- _Task description_: Search the records below for the word "decisions". Pull out each line that has it.

********

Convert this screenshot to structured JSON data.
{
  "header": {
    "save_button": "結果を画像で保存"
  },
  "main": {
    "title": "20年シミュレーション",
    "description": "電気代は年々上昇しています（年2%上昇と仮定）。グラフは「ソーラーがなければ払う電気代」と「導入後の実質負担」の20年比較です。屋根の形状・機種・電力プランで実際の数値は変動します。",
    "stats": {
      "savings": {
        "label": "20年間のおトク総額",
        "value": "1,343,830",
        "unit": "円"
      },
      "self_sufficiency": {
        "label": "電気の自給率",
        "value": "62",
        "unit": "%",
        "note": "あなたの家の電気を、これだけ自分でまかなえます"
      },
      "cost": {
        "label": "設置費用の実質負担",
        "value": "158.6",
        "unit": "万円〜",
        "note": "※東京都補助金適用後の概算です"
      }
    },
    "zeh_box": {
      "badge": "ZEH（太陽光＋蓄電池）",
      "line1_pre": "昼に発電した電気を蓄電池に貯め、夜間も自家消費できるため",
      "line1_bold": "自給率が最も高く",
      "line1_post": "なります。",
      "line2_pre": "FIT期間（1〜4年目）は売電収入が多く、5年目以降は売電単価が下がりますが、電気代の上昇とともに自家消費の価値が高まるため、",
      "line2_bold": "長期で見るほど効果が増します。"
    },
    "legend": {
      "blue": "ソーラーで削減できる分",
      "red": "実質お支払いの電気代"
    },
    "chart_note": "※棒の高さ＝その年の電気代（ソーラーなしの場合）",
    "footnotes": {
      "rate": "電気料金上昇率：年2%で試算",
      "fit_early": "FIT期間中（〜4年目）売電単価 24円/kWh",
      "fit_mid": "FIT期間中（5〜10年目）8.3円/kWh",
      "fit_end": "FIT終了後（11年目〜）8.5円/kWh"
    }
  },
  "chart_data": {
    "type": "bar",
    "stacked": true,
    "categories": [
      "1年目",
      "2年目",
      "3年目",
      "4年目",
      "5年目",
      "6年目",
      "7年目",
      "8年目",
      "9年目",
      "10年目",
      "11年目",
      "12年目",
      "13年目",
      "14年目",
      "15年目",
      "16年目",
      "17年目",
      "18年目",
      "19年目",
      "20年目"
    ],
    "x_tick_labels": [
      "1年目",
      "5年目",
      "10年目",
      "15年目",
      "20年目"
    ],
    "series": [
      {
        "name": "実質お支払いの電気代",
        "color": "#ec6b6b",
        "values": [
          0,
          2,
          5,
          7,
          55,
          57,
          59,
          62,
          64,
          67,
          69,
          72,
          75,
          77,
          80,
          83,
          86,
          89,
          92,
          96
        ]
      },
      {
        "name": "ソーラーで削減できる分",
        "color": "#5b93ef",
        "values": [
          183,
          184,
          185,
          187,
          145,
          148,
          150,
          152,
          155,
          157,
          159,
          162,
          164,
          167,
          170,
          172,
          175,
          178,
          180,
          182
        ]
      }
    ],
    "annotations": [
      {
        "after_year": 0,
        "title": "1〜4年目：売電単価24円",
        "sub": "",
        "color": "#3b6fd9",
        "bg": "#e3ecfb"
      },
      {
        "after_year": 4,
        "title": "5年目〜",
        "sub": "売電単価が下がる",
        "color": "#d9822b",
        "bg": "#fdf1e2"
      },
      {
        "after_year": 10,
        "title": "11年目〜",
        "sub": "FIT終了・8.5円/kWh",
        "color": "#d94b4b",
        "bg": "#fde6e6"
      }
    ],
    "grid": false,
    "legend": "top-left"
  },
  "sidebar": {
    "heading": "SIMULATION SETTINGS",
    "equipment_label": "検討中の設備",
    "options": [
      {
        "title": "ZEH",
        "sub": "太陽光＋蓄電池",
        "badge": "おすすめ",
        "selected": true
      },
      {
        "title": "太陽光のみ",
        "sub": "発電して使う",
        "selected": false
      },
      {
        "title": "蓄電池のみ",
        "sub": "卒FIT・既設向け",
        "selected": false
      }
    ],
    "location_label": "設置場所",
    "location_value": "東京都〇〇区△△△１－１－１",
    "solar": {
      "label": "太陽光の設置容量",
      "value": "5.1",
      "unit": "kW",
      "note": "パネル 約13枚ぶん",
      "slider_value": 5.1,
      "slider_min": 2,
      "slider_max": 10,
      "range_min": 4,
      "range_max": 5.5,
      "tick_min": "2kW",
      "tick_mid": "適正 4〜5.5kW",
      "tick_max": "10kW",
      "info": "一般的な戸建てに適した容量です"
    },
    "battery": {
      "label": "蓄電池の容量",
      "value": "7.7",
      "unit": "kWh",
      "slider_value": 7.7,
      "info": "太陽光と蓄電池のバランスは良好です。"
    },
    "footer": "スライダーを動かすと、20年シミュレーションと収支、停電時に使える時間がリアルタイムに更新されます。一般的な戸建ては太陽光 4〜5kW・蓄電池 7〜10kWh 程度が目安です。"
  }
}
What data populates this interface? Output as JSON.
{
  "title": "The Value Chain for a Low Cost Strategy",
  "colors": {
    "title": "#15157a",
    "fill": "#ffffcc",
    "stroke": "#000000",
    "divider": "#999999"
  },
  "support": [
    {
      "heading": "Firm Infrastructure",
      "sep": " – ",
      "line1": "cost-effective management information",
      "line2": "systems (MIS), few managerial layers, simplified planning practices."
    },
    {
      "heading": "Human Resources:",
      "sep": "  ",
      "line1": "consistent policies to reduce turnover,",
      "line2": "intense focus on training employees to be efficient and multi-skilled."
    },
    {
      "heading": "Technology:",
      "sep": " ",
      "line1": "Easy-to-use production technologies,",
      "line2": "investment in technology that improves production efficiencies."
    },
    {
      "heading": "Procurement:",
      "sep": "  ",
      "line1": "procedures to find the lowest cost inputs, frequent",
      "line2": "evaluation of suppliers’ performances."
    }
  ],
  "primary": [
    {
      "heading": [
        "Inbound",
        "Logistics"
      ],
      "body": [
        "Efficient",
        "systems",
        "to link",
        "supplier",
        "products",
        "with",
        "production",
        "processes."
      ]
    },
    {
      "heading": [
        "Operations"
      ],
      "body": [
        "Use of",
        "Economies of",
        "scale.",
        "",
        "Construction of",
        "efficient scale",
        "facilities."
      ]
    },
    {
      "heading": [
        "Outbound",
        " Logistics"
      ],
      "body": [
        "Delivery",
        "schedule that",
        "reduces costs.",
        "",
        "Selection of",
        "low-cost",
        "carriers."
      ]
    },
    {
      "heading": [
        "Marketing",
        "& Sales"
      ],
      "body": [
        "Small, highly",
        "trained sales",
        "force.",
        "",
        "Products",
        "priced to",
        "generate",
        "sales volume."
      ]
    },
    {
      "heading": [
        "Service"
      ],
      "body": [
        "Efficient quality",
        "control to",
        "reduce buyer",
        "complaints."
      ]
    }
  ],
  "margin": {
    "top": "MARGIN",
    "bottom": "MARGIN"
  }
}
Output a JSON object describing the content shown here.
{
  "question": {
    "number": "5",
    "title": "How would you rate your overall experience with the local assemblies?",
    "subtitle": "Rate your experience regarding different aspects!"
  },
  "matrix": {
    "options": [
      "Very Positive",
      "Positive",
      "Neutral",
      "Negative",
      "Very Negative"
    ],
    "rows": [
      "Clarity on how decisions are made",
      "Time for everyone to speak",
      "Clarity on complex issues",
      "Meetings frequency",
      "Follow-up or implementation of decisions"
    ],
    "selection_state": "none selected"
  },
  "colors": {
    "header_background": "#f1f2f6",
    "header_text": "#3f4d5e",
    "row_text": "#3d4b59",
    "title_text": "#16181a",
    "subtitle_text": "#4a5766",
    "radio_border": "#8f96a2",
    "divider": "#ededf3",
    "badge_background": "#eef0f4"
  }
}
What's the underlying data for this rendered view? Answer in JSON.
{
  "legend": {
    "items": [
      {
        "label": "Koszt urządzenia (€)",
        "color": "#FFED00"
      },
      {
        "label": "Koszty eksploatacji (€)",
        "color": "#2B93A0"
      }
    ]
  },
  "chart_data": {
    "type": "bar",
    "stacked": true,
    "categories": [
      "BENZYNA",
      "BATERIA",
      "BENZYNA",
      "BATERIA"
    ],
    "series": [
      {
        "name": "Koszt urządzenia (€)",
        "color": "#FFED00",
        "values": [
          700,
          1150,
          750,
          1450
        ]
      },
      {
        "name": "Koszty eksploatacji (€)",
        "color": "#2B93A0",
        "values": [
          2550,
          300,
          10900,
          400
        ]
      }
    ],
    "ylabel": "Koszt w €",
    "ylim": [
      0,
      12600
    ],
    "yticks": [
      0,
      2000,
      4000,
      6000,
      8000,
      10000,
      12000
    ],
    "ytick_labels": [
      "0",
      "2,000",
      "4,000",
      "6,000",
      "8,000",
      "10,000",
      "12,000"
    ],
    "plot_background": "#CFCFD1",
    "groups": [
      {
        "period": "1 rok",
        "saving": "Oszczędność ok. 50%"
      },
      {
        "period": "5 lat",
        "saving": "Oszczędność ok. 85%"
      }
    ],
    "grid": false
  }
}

********

- _Exercise solution_:
      "Clarity on how decisions are made",
      "Follow-up or implementation of decisions"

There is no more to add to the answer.